* **To be done**:
1. Please reproduce the cover art thread word for word, everything from "NOT a fan tbh" down to "Just my opinion.".
2. Carry on the forum thread about the Eye of Vengeance cover art from the point where it stops.

* **Text passage**:
• • •
# Eye of Vengeance Cover art



## Doelago (Nov 29, 2009)

I like it, even thou it is a bit different than my view on how Telion looks.


----------



## Angel of Blood (Aug 18, 2010)

NOT a fan tbh


----------



## bobss (May 18, 2008)

I kinda like it. The close-up shot of the bolt pistol looks good and the Scout's armour has nice details like chips, scratches and stuff. The concept is basic and effective, and the artwork is clean. I think it suits the product's format. I wouldn’t want a really detailed cover for anything other than a hardback novel, I guess. Just my opinion.


----------



## Fire Tempered (Dec 16, 2010)

Don't like that comic book style, though it's maybe suitable for audio drama.


----------



## Worldkiller (Jun 16, 2010)

Hmm... this looks familiar...

http://www.blacklibrary.com/Warhammer-40000/Space-Marines/Sons-of-Dorn.html

Oh yeah...


----------



## bobss (May 18, 2008)

Worldkiller said:


> Hmm... this looks familiar...
> 
> http://www.blacklibrary.com/Warhammer-40000/Space-Marines/Sons-of-Dorn.html
> 
> Oh yeah...


Just clicked your link and saw the quote:


> "A talented storyteller.”— Michael Moorcock


If you've read _Sons of Dorn _you'll know what I mean, I really don't get the logic of that quote. I'm pretty sure what was planned to be a trilogy flopped and got axed by Black Library.


----------



## Words_of_Truth (Sep 20, 2007)

Rambo's Dad!


----------



## Cowlicker16 (Dec 7, 2010)

I never imagined a man of stealth in the Ultramarines to wear a cape, could just imagine that flapping in the wind so people see him or rustling the leaves so they hear him coming, but I do kinda like it, nothing to really complain about for me


----------



## Bane_of_Kings (Oct 28, 2009)
• • •
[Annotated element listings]

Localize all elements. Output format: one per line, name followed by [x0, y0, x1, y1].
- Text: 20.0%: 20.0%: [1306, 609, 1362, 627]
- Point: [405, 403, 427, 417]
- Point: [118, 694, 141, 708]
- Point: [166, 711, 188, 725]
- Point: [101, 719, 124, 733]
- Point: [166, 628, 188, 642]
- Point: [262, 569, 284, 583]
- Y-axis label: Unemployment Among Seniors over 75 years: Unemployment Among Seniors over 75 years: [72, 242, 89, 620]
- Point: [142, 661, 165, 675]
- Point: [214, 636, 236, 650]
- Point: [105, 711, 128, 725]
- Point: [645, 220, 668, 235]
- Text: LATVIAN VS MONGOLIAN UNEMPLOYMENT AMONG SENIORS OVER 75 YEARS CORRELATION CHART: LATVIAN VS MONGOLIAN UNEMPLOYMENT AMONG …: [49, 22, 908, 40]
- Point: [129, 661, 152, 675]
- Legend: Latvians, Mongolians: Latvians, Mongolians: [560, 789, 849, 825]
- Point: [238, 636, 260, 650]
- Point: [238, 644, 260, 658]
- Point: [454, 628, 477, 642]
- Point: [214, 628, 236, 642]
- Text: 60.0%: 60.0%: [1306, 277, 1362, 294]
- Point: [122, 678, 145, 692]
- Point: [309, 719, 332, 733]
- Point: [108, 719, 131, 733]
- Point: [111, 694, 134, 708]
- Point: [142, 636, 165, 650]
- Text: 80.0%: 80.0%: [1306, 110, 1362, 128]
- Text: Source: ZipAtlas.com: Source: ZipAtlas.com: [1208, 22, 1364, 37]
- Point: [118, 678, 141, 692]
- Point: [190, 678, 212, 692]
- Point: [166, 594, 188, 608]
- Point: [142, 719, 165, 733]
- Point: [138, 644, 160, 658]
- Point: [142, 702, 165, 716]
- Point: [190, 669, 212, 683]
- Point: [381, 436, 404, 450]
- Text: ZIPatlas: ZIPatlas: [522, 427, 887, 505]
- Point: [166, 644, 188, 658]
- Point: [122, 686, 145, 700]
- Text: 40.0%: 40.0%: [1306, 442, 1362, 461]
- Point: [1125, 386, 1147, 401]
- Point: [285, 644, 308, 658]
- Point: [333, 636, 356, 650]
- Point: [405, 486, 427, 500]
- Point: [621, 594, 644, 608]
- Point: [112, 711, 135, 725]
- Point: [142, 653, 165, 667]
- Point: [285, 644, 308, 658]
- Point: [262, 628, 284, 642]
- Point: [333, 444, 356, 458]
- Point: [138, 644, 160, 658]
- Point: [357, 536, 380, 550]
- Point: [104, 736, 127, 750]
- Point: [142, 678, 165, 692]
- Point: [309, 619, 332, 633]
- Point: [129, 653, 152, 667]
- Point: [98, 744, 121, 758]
• • •
* **Per-task outputs**:
1.
NOT a fan tbh


----------



## bobss (May 18, 2008)

I kinda like it. The close-up shot of the bolt pistol looks good and the Scout's armour has nice details like chips, scratches and stuff. The concept is basic and effective, and the artwork is clean. I think it suits the product's format. I wouldn’t want a really detailed cover for anything other than a hardback novel, I guess. Just my opinion.

2.
bobss said:


> Just clicked your link and saw the quote:
> 
> If you've read _Sons of Dorn _you'll know what I mean, I really don't get the logic of that quote. I'm pretty sure what was planned to be a trilogy flopped and got axed by Black Library.


Read _Book of Secrets_, a non-Black Library work, and that is Angry Robot, also by the same author. I enjoyed it a lot, although I don't know if that's the one that Moorcock's referring to.

EDIT: I have a review coming up for it soon, as a matter of fact.


----------



## Chaosveteran (Aug 29, 2010)

cover looks very bland...like poor cgi


----------



## bobss (May 18, 2008)

Bane_of_Kings said:


> Read _Book of Secrets_, a non-Black Library work, and that is Angry Robot, also by the same author. I enjoyed it a lot, although I don't know if that's the one that Moorcock's referring to.
> 
> EDIT: I have a review coming up for it soon, as a matter of fact.


So... have you read _Sons of Dorn_ then? 'Cause this just seems like a case of a talented author applied to a system he can't grasp.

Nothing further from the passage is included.